Aim of the task: Beneath this sentence is a set of records; write each of them out exactly.

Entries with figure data
-- -- --

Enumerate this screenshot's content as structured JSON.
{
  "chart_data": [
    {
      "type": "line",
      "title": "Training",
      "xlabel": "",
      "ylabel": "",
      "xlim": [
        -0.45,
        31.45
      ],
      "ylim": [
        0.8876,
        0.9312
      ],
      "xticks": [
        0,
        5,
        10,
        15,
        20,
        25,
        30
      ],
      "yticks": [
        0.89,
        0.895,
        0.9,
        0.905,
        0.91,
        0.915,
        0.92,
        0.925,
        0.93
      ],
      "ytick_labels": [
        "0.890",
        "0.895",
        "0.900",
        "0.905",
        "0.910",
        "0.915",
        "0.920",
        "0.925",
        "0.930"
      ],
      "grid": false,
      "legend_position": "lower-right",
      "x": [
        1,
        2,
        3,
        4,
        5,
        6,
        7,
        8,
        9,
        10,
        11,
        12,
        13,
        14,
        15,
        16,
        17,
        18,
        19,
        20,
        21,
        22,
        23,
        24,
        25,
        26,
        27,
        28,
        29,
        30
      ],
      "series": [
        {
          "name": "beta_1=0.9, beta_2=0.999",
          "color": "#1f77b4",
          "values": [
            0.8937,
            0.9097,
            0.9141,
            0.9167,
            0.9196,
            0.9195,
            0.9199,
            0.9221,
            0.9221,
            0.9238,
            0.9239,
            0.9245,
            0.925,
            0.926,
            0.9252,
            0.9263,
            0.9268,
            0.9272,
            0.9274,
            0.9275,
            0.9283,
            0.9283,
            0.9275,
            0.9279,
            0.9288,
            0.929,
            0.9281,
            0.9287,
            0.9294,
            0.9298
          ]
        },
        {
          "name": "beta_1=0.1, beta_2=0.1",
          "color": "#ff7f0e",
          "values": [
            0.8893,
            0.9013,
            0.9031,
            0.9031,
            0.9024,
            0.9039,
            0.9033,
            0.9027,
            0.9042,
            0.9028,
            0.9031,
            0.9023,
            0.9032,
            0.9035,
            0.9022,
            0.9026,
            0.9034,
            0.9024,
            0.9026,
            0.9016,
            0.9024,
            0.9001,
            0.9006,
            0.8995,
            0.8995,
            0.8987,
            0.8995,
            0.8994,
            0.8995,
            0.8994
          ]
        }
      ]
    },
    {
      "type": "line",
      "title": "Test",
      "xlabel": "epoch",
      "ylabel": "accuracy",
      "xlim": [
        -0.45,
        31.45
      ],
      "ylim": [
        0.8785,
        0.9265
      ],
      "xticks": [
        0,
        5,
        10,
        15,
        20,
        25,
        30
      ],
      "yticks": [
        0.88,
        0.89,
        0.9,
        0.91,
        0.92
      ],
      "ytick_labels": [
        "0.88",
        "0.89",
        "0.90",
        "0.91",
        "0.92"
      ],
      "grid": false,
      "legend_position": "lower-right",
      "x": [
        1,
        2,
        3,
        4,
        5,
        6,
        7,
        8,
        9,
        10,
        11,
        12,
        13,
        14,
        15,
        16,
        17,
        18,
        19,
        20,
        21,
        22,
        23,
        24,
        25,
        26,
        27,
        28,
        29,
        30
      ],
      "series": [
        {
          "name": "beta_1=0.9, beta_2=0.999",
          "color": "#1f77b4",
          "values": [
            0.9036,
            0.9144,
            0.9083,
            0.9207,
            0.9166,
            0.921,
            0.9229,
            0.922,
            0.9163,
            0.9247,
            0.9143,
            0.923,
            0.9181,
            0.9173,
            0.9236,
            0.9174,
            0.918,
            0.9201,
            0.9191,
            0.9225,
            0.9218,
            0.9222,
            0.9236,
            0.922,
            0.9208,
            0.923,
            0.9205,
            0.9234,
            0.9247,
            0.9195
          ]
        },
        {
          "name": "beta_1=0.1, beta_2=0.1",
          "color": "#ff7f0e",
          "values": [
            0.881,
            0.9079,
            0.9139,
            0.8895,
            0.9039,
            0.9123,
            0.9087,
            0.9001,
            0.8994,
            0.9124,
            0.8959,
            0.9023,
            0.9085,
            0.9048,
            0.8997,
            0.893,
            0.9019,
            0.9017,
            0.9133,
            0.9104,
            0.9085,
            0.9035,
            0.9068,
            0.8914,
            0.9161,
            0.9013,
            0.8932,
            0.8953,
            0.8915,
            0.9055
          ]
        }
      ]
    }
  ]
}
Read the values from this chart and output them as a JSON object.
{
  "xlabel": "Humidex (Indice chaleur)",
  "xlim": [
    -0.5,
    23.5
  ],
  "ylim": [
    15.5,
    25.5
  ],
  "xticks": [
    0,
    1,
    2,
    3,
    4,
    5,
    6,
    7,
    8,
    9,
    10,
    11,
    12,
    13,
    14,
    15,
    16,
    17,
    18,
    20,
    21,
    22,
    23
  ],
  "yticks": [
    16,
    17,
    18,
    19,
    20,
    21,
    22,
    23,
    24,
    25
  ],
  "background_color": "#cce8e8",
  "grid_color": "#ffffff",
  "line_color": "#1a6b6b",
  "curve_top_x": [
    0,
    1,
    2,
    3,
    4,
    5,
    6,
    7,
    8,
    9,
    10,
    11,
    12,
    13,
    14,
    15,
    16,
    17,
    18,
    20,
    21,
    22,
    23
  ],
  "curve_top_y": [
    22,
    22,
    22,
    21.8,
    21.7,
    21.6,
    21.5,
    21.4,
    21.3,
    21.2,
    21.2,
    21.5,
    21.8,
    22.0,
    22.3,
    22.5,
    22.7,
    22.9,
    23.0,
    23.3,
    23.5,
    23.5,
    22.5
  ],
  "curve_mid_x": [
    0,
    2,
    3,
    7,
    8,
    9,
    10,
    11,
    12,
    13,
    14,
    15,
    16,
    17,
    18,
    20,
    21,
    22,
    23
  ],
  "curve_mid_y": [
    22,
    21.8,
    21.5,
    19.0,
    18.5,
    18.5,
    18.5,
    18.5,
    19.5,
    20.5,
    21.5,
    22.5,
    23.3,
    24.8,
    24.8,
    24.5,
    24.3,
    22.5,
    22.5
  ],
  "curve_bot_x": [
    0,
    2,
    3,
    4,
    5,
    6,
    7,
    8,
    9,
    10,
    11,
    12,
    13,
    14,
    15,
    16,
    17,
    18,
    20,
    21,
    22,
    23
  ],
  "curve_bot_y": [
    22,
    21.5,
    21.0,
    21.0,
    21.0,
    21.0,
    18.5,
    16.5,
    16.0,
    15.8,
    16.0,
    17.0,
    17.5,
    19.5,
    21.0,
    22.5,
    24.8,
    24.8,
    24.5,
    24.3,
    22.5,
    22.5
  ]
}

-- -- --

Exercise result:
Enumerate this screenshot's content as structured JSON.
{
  "chart_data": [
    {
      "type": "line",
      "title": "Training",
      "xlabel": "",
      "ylabel": "",
      "xlim": [
        -0.45,
        31.45
      ],
      "ylim": [
        0.8876,
        0.9312
      ],
      "xticks": [
        0,
        5,
        10,
        15,
        20,
        25,
        30
      ],
      "yticks": [
        0.89,
        0.895,
        0.9,
        0.905,
        0.91,
        0.915,
        0.92,
        0.925,
        0.93
      ],
      "ytick_labels": [
        "0.890",
        "0.895",
        "0.900",
        "0.905",
        "0.910",
        "0.915",
        "0.920",
        "0.925",
        "0.930"
      ],
      "grid": false,
      "legend_position": "lower-right",
      "x": [
        1,
        2,
        3,
        4,
        5,
        6,
        7,
        8,
        9,
        10,
        11,
        12,
        13,
        14,
        15,
        16,
        17,
        18,
        19,
        20,
        21,
        22,
        23,
        24,
        25,
        26,
        27,
        28,
        29,
        30
      ],
      "series": [
        {
          "name": "beta_1=0.9, beta_2=0.999",
          "color": "#1f77b4",
          "values": [
            0.8937,
            0.9097,
            0.9141,
            0.9167,
            0.9196,
            0.9195,
            0.9199,
            0.9221,
            0.9221,
            0.9238,
            0.9239,
            0.9245,
            0.925,
            0.926,
            0.9252,
            0.9263,
            0.9268,
            0.9272,
            0.9274,
            0.9275,
            0.9283,
            0.9283,
            0.9275,
            0.9279,
            0.9288,
            0.929,
            0.9281,
            0.9287,
            0.9294,
            0.9298
          ]
        },
        {
          "name": "beta_1=0.1, beta_2=0.1",
          "color": "#ff7f0e",
          "values": [
            0.8893,
            0.9013,
            0.9031,
            0.9031,
            0.9024,
            0.9039,
            0.9033,
            0.9027,
            0.9042,
            0.9028,
            0.9031,
            0.9023,
            0.9032,
            0.9035,
            0.9022,
            0.9026,
            0.9034,
            0.9024,
            0.9026,
            0.9016,
            0.9024,
            0.9001,
            0.9006,
            0.8995,
            0.8995,
            0.8987,
            0.8995,
            0.8994,
            0.8995,
            0.8994
          ]
        }
      ]
    },
    {
      "type": "line",
      "title": "Test",
      "xlabel": "epoch",
      "ylabel": "accuracy",
      "xlim": [
        -0.45,
        31.45
      ],
      "ylim": [
        0.8785,
        0.9265
      ],
      "xticks": [
        0,
        5,
        10,
        15,
        20,
        25,
        30
      ],
      "yticks": [
        0.88,
        0.89,
        0.9,
        0.91,
        0.92
      ],
      "ytick_labels": [
        "0.88",
        "0.89",
        "0.90",
        "0.91",
        "0.92"
      ],
      "grid": false,
      "legend_position": "lower-right",
      "x": [
        1,
        2,
        3,
        4,
        5,
        6,
        7,
        8,
        9,
        10,
        11,
        12,
        13,
        14,
        15,
        16,
        17,
        18,
        19,
        20,
        21,
        22,
        23,
        24,
        25,
        26,
        27,
        28,
        29,
        30
      ],
      "series": [
        {
          "name": "beta_1=0.9, beta_2=0.999",
          "color": "#1f77b4",
          "values": [
            0.9036,
            0.9144,
            0.9083,
            0.9207,
            0.9166,
            0.921,
            0.9229,
            0.922,
            0.9163,
            0.9247,
            0.9143,
            0.923,
            0.9181,
            0.9173,
            0.9236,
            0.9174,
            0.918,
            0.9201,
            0.9191,
            0.9225,
            0.9218,
            0.9222,
            0.9236,
            0.922,
            0.9208,
            0.923,
            0.9205,
            0.9234,
            0.9247,
            0.9195
          ]
        },
        {
          "name": "beta_1=0.1, beta_2=0.1",
          "color": "#ff7f0e",
          "values": [
            0.881,
            0.9079,
            0.9139,
            0.8895,
            0.9039,
            0.9123,
            0.9087,
            0.9001,
            0.8994,
            0.9124,
            0.8959,
            0.9023,
            0.9085,
            0.9048,
            0.8997,
            0.893,
            0.9019,
            0.9017,
            0.9133,
            0.9104,
            0.9085,
            0.9035,
            0.9068,
            0.8914,
            0.9161,
            0.9013,
            0.8932,
            0.8953,
            0.8915,
            0.9055
          ]
        }
      ]
    }
  ]
}
Read the values from this chart and output them as a JSON object.
{
  "xlabel": "Humidex (Indice chaleur)",
  "xlim": [
    -0.5,
    23.5
  ],
  "ylim": [
    15.5,
    25.5
  ],
  "xticks": [
    0,
    1,
    2,
    3,
    4,
    5,
    6,
    7,
    8,
    9,
    10,
    11,
    12,
    13,
    14,
    15,
    16,
    17,
    18,
    20,
    21,
    22,
    23
  ],
  "yticks": [
    16,
    17,
    18,
    19,
    20,
    21,
    22,
    23,
    24,
    25
  ],
  "background_color": "#cce8e8",
  "grid_color": "#ffffff",
  "line_color": "#1a6b6b",
  "curve_top_x": [
    0,
    1,
    2,
    3,
    4,
    5,
    6,
    7,
    8,
    9,
    10,
    11,
    12,
    13,
    14,
    15,
    16,
    17,
    18,
    20,
    21,
    22,
    23
  ],
  "curve_top_y": [
    22,
    22,
    22,
    21.8,
    21.7,
    21.6,
    21.5,
    21.4,
    21.3,
    21.2,
    21.2,
    21.5,
    21.8,
    22.0,
    22.3,
    22.5,
    22.7,
    22.9,
    23.0,
    23.3,
    23.5,
    23.5,
    22.5
  ],
  "curve_mid_x": [
    0,
    2,
    3,
    7,
    8,
    9,
    10,
    11,
    12,
    13,
    14,
    15,
    16,
    17,
    18,
    20,
    21,
    22,
    23
  ],
  "curve_mid_y": [
    22,
    21.8,
    21.5,
    19.0,
    18.5,
    18.5,
    18.5,
    18.5,
    19.5,
    20.5,
    21.5,
    22.5,
    23.3,
    24.8,
    24.8,
    24.5,
    24.3,
    22.5,
    22.5
  ],
  "curve_bot_x": [
    0,
    2,
    3,
    4,
    5,
    6,
    7,
    8,
    9,
    10,
    11,
    12,
    13,
    14,
    15,
    16,
    17,
    18,
    20,
    21,
    22,
    23
  ],
  "curve_bot_y": [
    22,
    21.5,
    21.0,
    21.0,
    21.0,
    21.0,
    18.5,
    16.5,
    16.0,
    15.8,
    16.0,
    17.0,
    17.5,
    19.5,
    21.0,
    22.5,
    24.8,
    24.8,
    24.5,
    24.3,
    22.5,
    22.5
  ]
}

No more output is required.